• [Dataset entries on figures]
#####
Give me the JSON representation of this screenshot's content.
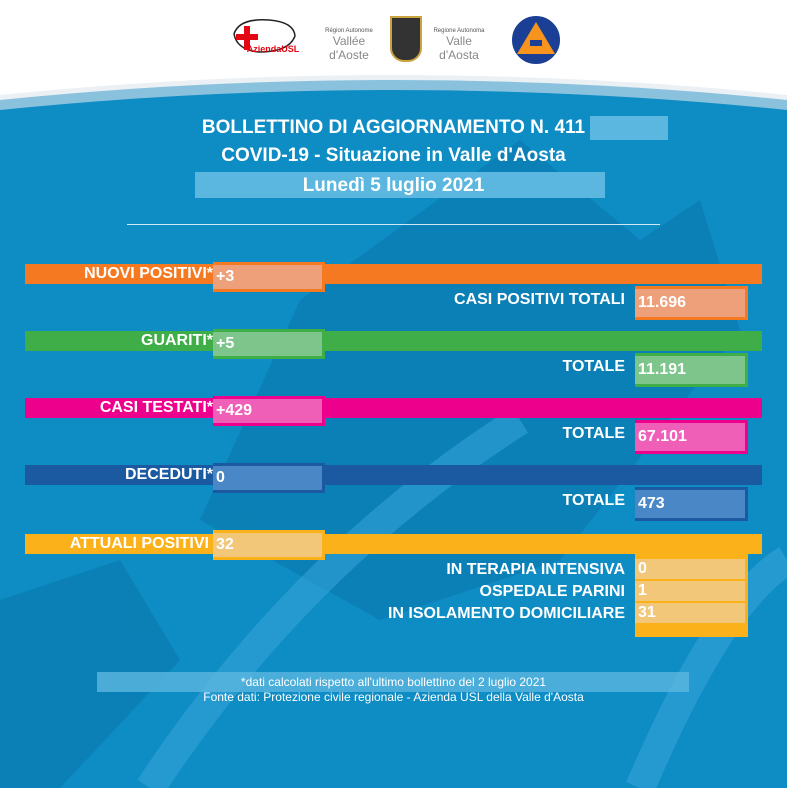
{
  "logos": {
    "usl": "Azienda USL",
    "usl_sub": "Valle d'Aosta",
    "region_fr_top": "Région Autonome",
    "region_fr": "Vallée d'Aoste",
    "region_it_top": "Regione Autonoma",
    "region_it": "Valle d'Aosta",
    "protezione": "Protezione Civile"
  },
  "header": {
    "line1": "BOLLETTINO DI AGGIORNAMENTO N. 411",
    "line2": "COVID-19 - Situazione in Valle d'Aosta",
    "line3": "Lunedì 5 luglio 2021"
  },
  "colors": {
    "background": "#0e8cc4",
    "orange": "#f47920",
    "green": "#3fae49",
    "pink": "#ec008c",
    "darkblue": "#1b5aa0",
    "yellow": "#fbb21a"
  },
  "rows": [
    {
      "label": "NUOVI POSITIVI*",
      "value": "+3",
      "total_label": "CASI POSITIVI TOTALI",
      "total": "11.696"
    },
    {
      "label": "GUARITI*",
      "value": "+5",
      "total_label": "TOTALE",
      "total": "11.191"
    },
    {
      "label": "CASI TESTATI*",
      "value": "+429",
      "total_label": "TOTALE",
      "total": "67.101"
    },
    {
      "label": "DECEDUTI*",
      "value": "0",
      "total_label": "TOTALE",
      "total": "473"
    }
  ],
  "attuali": {
    "label": "ATTUALI POSITIVI",
    "value": "32",
    "items": [
      {
        "label": "IN TERAPIA INTENSIVA",
        "value": "0"
      },
      {
        "label": "OSPEDALE PARINI",
        "value": "1"
      },
      {
        "label": "IN ISOLAMENTO DOMICILIARE",
        "value": "31"
      }
    ]
  },
  "footer": {
    "note": "*dati calcolati rispetto all'ultimo bollettino del 2 luglio 2021",
    "source": "Fonte dati: Protezione civile regionale - Azienda USL della Valle d'Aosta"
  }
}
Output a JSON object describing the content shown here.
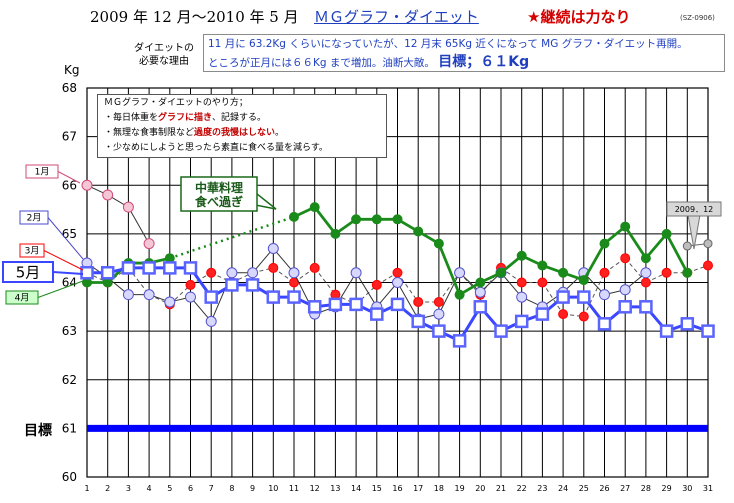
{
  "header": {
    "title": "2009 年 12 月〜2010 年 5 月",
    "subtitle": "ＭＧグラフ・ダイエット",
    "slogan": "★継続は力なり",
    "code": "(SZ-0906)"
  },
  "reason": {
    "label_line1": "ダイエットの",
    "label_line2": "必要な理由",
    "line1": "11 月に 63.2Kg くらいになっていたが、12 月末 65Kg 近くになって MG グラフ・ダイエット再開。",
    "line2": "ところが正月には６６Kg まで増加。油断大敵。",
    "goal": "目標；６１Kg"
  },
  "howto": {
    "heading": "ＭＧグラフ・ダイエットのやり方；",
    "line1_a": "・毎日体重を",
    "line1_b": "グラフに描き",
    "line1_c": "、記録する。",
    "line2_a": "・無理な食事制限など",
    "line2_b": "過度の我慢はしない",
    "line2_c": "。",
    "line3": "・少なめにしようと思ったら素直に食べる量を減らす。"
  },
  "callout": {
    "line1": "中華料理",
    "line2": "食べ過ぎ",
    "date_tag": "2009．12"
  },
  "chart_data": {
    "type": "line",
    "yunit": "Kg",
    "ylim": [
      60,
      68
    ],
    "yticks": [
      60,
      61,
      62,
      63,
      64,
      65,
      66,
      67,
      68
    ],
    "xticks": [
      1,
      2,
      3,
      4,
      5,
      6,
      7,
      8,
      9,
      10,
      11,
      12,
      13,
      14,
      15,
      16,
      17,
      18,
      19,
      20,
      21,
      22,
      23,
      24,
      25,
      26,
      27,
      28,
      29,
      30,
      31
    ],
    "grid": true,
    "goal": {
      "label": "目標",
      "value": 61,
      "color": "#0000ff"
    },
    "colors": {
      "jan": "#d24a7a",
      "feb": "#8a8ae6",
      "mar": "#ff0000",
      "apr": "#1a8a1a",
      "may": "#5a64ff",
      "dec": "#999999"
    },
    "series": [
      {
        "key": "jan",
        "name": "1月",
        "x": [
          1,
          2,
          3,
          4
        ],
        "values": [
          66.0,
          65.8,
          65.55,
          64.8
        ]
      },
      {
        "key": "feb",
        "name": "2月",
        "x": [
          1,
          2,
          3,
          4,
          5,
          6,
          7,
          8,
          9,
          10,
          11,
          12,
          13,
          14,
          15,
          16,
          17,
          18,
          19,
          20,
          21,
          22,
          23,
          24,
          25,
          26,
          27,
          28
        ],
        "values": [
          64.4,
          64.1,
          63.75,
          63.75,
          63.6,
          63.7,
          63.2,
          64.2,
          64.2,
          64.7,
          64.2,
          63.35,
          63.5,
          64.2,
          63.5,
          64.0,
          63.25,
          63.35,
          64.2,
          63.8,
          64.2,
          63.7,
          63.5,
          63.8,
          64.2,
          63.75,
          63.85,
          64.2
        ]
      },
      {
        "key": "mar",
        "name": "3月",
        "x": [
          1,
          2,
          3,
          4,
          5,
          6,
          7,
          8,
          9,
          10,
          11,
          12,
          13,
          14,
          15,
          16,
          17,
          18,
          19,
          20,
          21,
          22,
          23,
          24,
          25,
          26,
          27,
          28,
          29,
          30,
          31
        ],
        "values": [
          64.2,
          64.0,
          64.3,
          63.75,
          63.55,
          63.95,
          64.2,
          64.0,
          64.2,
          64.3,
          64.0,
          64.3,
          63.75,
          63.55,
          63.95,
          64.2,
          63.6,
          63.6,
          64.2,
          63.75,
          64.3,
          64.0,
          64.0,
          63.35,
          63.3,
          64.2,
          64.5,
          64.0,
          64.2,
          64.2,
          64.35
        ]
      },
      {
        "key": "apr",
        "name": "4月",
        "x": [
          1,
          2,
          3,
          4,
          5,
          11,
          12,
          13,
          14,
          15,
          16,
          17,
          18,
          19,
          20,
          21,
          22,
          23,
          24,
          25,
          26,
          27,
          28,
          29,
          30
        ],
        "values": [
          64.0,
          64.0,
          64.4,
          64.4,
          64.5,
          65.35,
          65.55,
          65.0,
          65.3,
          65.3,
          65.3,
          65.05,
          64.8,
          63.75,
          64.0,
          64.2,
          64.55,
          64.35,
          64.2,
          64.05,
          64.8,
          65.15,
          64.5,
          65.0,
          64.2
        ]
      },
      {
        "key": "may",
        "name": "5月",
        "x": [
          1,
          2,
          3,
          4,
          5,
          6,
          7,
          8,
          9,
          10,
          11,
          12,
          13,
          14,
          15,
          16,
          17,
          18,
          19,
          20,
          21,
          22,
          23,
          24,
          25,
          26,
          27,
          28,
          29,
          30,
          31
        ],
        "values": [
          64.2,
          64.2,
          64.3,
          64.3,
          64.3,
          64.3,
          63.7,
          63.95,
          63.95,
          63.7,
          63.7,
          63.5,
          63.55,
          63.55,
          63.35,
          63.55,
          63.2,
          63.0,
          62.8,
          63.5,
          63.0,
          63.2,
          63.35,
          63.7,
          63.7,
          63.15,
          63.5,
          63.5,
          63.0,
          63.15,
          63.0
        ]
      },
      {
        "key": "dec",
        "name": "2009．12",
        "x": [
          30,
          31
        ],
        "values": [
          64.75,
          64.8
        ]
      }
    ]
  }
}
#####
• [What you have to do]
How many of the lines above hold the word "content"? Give only that number.

• [Reply to the task]
2